- **TASK DIRECTIONS**
Lay out every line of the records below as a Markdown table with the columns "Row" and "Line text," skipping blank lines and leaving out the pictures.

----------------

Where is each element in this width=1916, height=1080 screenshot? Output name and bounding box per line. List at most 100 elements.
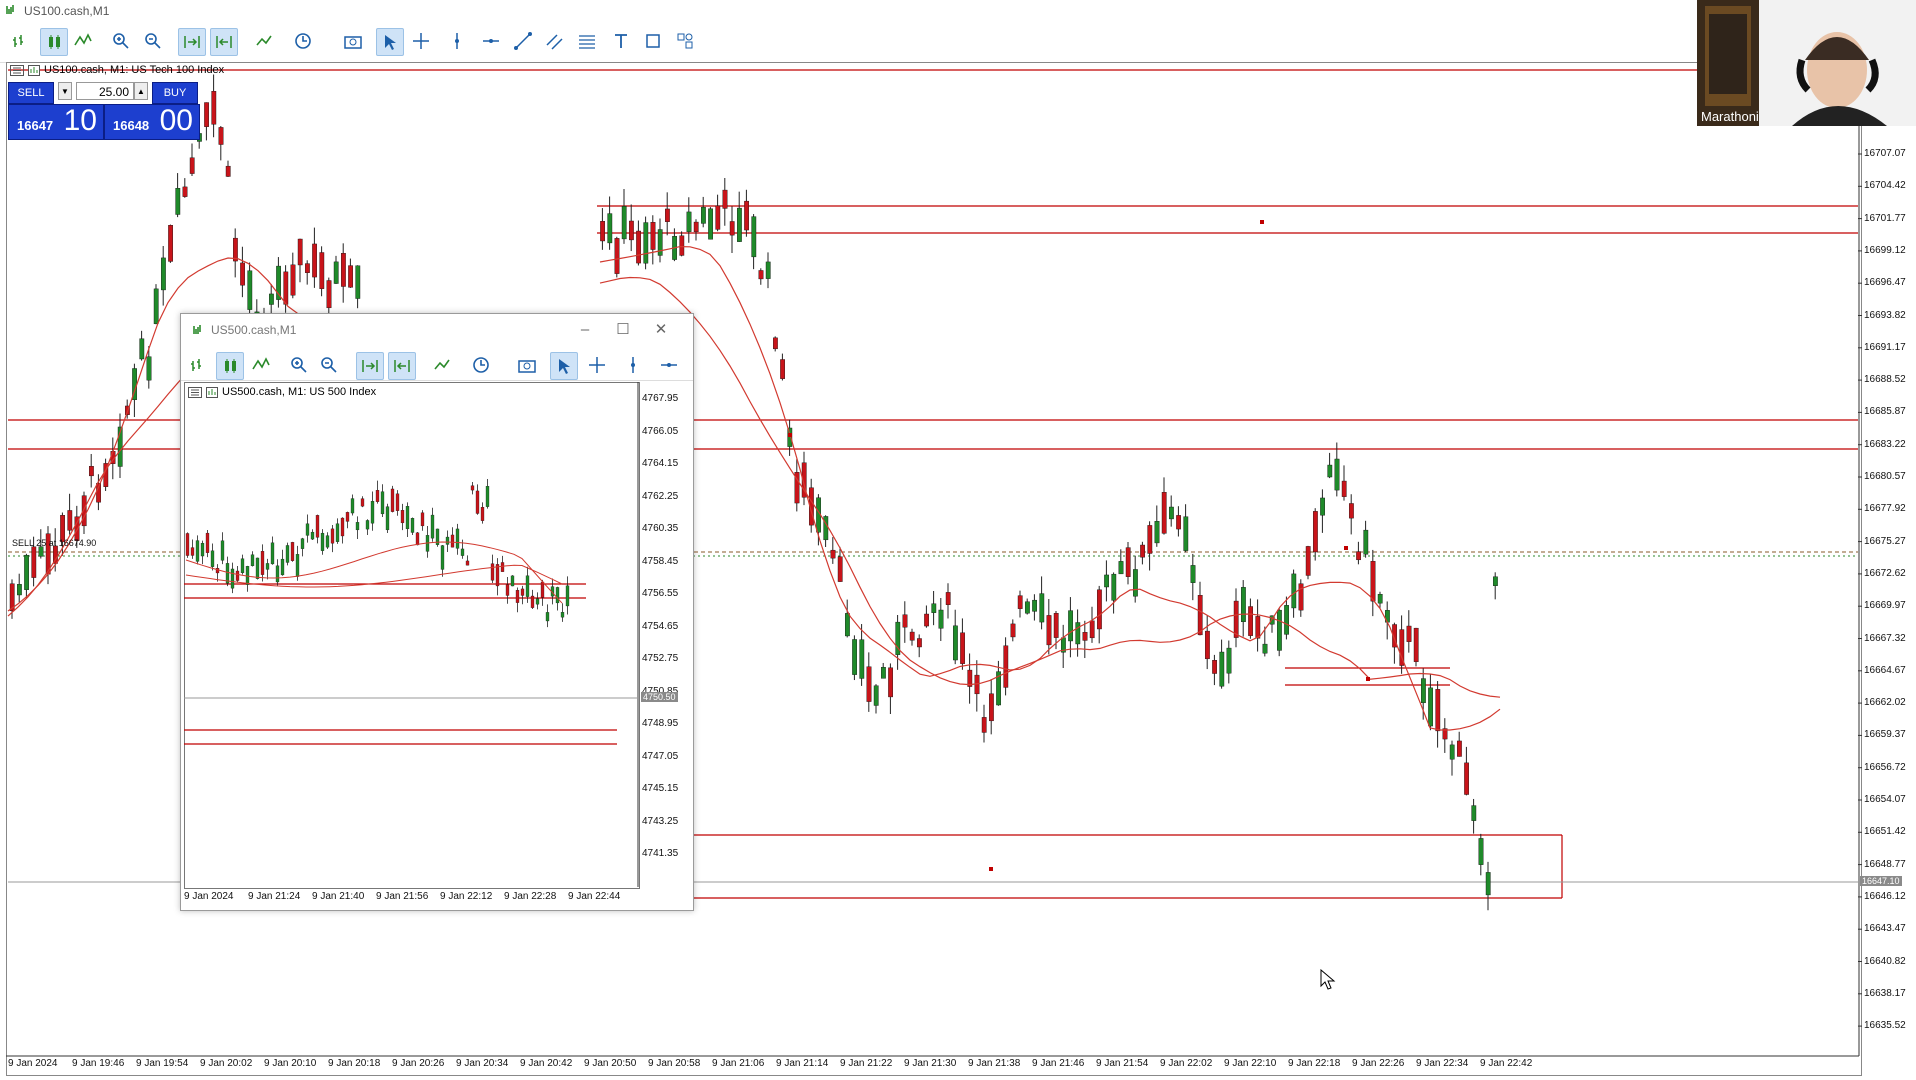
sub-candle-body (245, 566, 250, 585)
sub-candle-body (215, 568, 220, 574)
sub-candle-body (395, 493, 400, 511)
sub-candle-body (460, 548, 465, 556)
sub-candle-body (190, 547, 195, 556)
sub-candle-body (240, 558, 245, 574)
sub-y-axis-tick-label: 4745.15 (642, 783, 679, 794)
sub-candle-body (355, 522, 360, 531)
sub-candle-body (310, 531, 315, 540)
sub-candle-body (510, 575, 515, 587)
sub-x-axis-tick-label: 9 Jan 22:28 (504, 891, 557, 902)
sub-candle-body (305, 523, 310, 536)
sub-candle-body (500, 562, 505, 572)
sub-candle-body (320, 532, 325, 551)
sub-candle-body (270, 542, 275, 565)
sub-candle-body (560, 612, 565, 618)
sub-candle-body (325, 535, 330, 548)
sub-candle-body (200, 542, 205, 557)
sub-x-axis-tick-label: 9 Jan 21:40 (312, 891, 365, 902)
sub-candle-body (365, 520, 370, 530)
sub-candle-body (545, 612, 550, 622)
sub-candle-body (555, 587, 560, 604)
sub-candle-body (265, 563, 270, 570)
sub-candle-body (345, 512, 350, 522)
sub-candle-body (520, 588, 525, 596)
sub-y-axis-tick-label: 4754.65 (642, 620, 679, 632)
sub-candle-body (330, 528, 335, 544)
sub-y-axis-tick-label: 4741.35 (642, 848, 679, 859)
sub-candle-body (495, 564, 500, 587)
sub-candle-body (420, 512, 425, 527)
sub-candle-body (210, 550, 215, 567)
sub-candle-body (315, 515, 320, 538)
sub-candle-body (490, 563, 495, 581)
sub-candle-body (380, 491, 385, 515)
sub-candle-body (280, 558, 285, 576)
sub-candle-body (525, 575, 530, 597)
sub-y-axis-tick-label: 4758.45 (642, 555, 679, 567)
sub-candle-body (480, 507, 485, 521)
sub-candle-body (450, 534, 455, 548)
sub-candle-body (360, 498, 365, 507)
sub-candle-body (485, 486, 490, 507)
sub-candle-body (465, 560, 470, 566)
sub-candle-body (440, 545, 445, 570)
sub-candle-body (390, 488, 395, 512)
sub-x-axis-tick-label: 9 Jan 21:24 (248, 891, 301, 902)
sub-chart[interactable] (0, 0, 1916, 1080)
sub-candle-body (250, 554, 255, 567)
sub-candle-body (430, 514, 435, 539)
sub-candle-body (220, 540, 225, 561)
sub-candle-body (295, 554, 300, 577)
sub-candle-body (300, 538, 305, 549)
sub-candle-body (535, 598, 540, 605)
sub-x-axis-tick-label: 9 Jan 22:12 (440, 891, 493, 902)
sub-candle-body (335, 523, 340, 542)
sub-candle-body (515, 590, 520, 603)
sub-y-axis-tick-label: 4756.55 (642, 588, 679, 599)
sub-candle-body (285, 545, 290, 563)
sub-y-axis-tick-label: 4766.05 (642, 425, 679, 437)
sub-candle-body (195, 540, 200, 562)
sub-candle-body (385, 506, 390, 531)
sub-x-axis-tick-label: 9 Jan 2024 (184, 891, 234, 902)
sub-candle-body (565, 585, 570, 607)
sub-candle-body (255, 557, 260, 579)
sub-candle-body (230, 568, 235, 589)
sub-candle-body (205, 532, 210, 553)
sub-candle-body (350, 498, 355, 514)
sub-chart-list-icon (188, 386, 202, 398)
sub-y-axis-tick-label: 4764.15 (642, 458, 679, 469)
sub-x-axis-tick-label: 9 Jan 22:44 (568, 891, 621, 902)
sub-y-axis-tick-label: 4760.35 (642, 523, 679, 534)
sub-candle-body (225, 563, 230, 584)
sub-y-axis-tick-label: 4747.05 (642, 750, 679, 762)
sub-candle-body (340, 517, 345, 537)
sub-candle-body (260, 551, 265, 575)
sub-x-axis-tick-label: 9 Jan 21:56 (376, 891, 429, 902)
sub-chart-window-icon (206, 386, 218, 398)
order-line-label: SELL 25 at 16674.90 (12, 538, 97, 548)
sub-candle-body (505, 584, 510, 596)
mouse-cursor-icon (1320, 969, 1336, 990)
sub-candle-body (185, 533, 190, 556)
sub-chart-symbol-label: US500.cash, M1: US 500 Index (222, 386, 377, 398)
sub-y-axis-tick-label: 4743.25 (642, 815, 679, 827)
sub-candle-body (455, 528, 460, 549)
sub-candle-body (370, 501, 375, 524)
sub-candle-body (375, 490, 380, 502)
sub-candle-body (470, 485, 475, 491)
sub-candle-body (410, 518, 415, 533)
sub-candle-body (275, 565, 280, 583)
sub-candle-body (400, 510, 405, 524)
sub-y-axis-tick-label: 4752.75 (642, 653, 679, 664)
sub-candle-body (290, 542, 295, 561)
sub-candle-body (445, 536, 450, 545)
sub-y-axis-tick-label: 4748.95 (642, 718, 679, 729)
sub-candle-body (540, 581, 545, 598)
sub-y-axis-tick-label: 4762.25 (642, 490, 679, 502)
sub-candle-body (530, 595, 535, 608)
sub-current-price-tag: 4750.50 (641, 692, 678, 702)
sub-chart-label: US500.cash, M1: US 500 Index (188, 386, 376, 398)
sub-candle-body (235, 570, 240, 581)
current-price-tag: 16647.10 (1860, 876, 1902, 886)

----------------

- **SOLUTION FOR THIS PROBLEM**
| Row | Line text |
|---|---|
| 1 | Where is each element in this width=1916, height=1080 screenshot? Output name and bounding box per line. List at most 100 elements. |
| 2 | sub-candle-body (245, 566, 250, 585) |
| 3 | sub-candle-body (215, 568, 220, 574) |
| 4 | sub-candle-body (395, 493, 400, 511) |
| 5 | sub-candle-body (460, 548, 465, 556) |
| 6 | sub-candle-body (190, 547, 195, 556) |
| 7 | sub-candle-body (240, 558, 245, 574) |
| 8 | sub-y-axis-tick-label: 4745.15 (642, 783, 679, 794) |
| 9 | sub-candle-body (355, 522, 360, 531) |
| 10 | sub-candle-body (310, 531, 315, 540) |
| 11 | sub-candle-body (510, 575, 515, 587) |
| 12 | sub-x-axis-tick-label: 9 Jan 22:28 (504, 891, 557, 902) |
| 13 | sub-candle-body (305, 523, 310, 536) |
| 14 | sub-candle-body (500, 562, 505, 572) |
| 15 | sub-candle-body (320, 532, 325, 551) |
| 16 | sub-candle-body (270, 542, 275, 565) |
| 17 | sub-candle-body (560, 612, 565, 618) |
| 18 | sub-candle-body (325, 535, 330, 548) |
| 19 | sub-candle-body (200, 542, 205, 557) |
| 20 | sub-x-axis-tick-label: 9 Jan 21:40 (312, 891, 365, 902) |
| 21 | sub-candle-body (365, 520, 370, 530) |
| 22 | sub-candle-body (545, 612, 550, 622) |
| 23 | sub-candle-body (555, 587, 560, 604) |
| 24 | sub-candle-body (265, 563, 270, 570) |
| 25 | sub-candle-body (345, 512, 350, 522) |
| 26 | sub-candle-body (520, 588, 525, 596) |
| 27 | sub-y-axis-tick-label: 4754.65 (642, 620, 679, 632) |
| 28 | sub-candle-body (330, 528, 335, 544) |
| 29 | sub-y-axis-tick-label: 4741.35 (642, 848, 679, 859) |
| 30 | sub-candle-body (495, 564, 500, 587) |
| 31 | sub-candle-body (420, 512, 425, 527) |
| 32 | sub-candle-body (210, 550, 215, 567) |
| 33 | sub-candle-body (315, 515, 320, 538) |
| 34 | sub-candle-body (490, 563, 495, 581) |
| 35 | sub-candle-body (380, 491, 385, 515) |
| 36 | sub-candle-body (280, 558, 285, 576) |
| 37 | sub-candle-body (525, 575, 530, 597) |
| 38 | sub-y-axis-tick-label: 4758.45 (642, 555, 679, 567) |
| 39 | sub-candle-body (480, 507, 485, 521) |
| 40 | sub-candle-body (450, 534, 455, 548) |
| 41 | sub-candle-body (360, 498, 365, 507) |
| 42 | sub-candle-body (485, 486, 490, 507) |
| 43 | sub-candle-body (465, 560, 470, 566) |
| 44 | sub-candle-body (440, 545, 445, 570) |
| 45 | sub-candle-body (390, 488, 395, 512) |
| 46 | sub-x-axis-tick-label: 9 Jan 21:24 (248, 891, 301, 902) |
| 47 | sub-chart[interactable] (0, 0, 1916, 1080) |
| 48 | sub-candle-body (250, 554, 255, 567) |
| 49 | sub-candle-body (430, 514, 435, 539) |
| 50 | sub-candle-body (220, 540, 225, 561) |
| 51 | sub-candle-body (295, 554, 300, 577) |
| 52 | sub-candle-body (300, 538, 305, 549) |
| 53 | sub-candle-body (535, 598, 540, 605) |
| 54 | sub-x-axis-tick-label: 9 Jan 22:12 (440, 891, 493, 902) |
| 55 | sub-candle-body (335, 523, 340, 542) |
| 56 | sub-candle-body (515, 590, 520, 603) |
| 57 | sub-y-axis-tick-label: 4756.55 (642, 588, 679, 599) |
| 58 | sub-candle-body (285, 545, 290, 563) |
| 59 | sub-y-axis-tick-label: 4766.05 (642, 425, 679, 437) |
| 60 | sub-candle-body (195, 540, 200, 562) |
| 61 | sub-candle-body (385, 506, 390, 531) |
| 62 | sub-x-axis-tick-label: 9 Jan 2024 (184, 891, 234, 902) |
| 63 | sub-candle-body (565, 585, 570, 607) |
| 64 | sub-candle-body (255, 557, 260, 579) |
| 65 | sub-candle-body (230, 568, 235, 589) |
| 66 | sub-candle-body (205, 532, 210, 553) |
| 67 | sub-candle-body (350, 498, 355, 514) |
| 68 | sub-chart-list-icon (188, 386, 202, 398) |
| 69 | sub-y-axis-tick-label: 4764.15 (642, 458, 679, 469) |
| 70 | sub-x-axis-tick-label: 9 Jan 22:44 (568, 891, 621, 902) |
| 71 | sub-y-axis-tick-label: 4760.35 (642, 523, 679, 534) |
| 72 | sub-candle-body (225, 563, 230, 584) |
| 73 | sub-y-axis-tick-label: 4747.05 (642, 750, 679, 762) |
| 74 | sub-candle-body (340, 517, 345, 537) |
| 75 | sub-candle-body (260, 551, 265, 575) |
| 76 | sub-x-axis-tick-label: 9 Jan 21:56 (376, 891, 429, 902) |
| 77 | sub-chart-window-icon (206, 386, 218, 398) |
| 78 | order-line-label: SELL 25 at 16674.90 (12, 538, 97, 548) |
| 79 | sub-candle-body (505, 584, 510, 596) |
| 80 | mouse-cursor-icon (1320, 969, 1336, 990) |
| 81 | sub-candle-body (185, 533, 190, 556) |
| 82 | sub-chart-symbol-label: US500.cash, M1: US 500 Index (222, 386, 377, 398) |
| 83 | sub-y-axis-tick-label: 4743.25 (642, 815, 679, 827) |
| 84 | sub-candle-body (455, 528, 460, 549) |
| 85 | sub-candle-body (370, 501, 375, 524) |
| 86 | sub-candle-body (375, 490, 380, 502) |
| 87 | sub-candle-body (470, 485, 475, 491) |
| 88 | sub-candle-body (410, 518, 415, 533) |
| 89 | sub-candle-body (275, 565, 280, 583) |
| 90 | sub-candle-body (400, 510, 405, 524) |
| 91 | sub-y-axis-tick-label: 4752.75 (642, 653, 679, 664) |
| 92 | sub-candle-body (290, 542, 295, 561) |
| 93 | sub-candle-body (445, 536, 450, 545) |
| 94 | sub-y-axis-tick-label: 4748.95 (642, 718, 679, 729) |
| 95 | sub-candle-body (540, 581, 545, 598) |
| 96 | sub-y-axis-tick-label: 4762.25 (642, 490, 679, 502) |
| 97 | sub-candle-body (530, 595, 535, 608) |
| 98 | sub-current-price-tag: 4750.50 (641, 692, 678, 702) |
| 99 | sub-chart-label: US500.cash, M1: US 500 Index (188, 386, 376, 398) |
| 100 | sub-candle-body (235, 570, 240, 581) |
| 101 | current-price-tag: 16647.10 (1860, 876, 1902, 886) |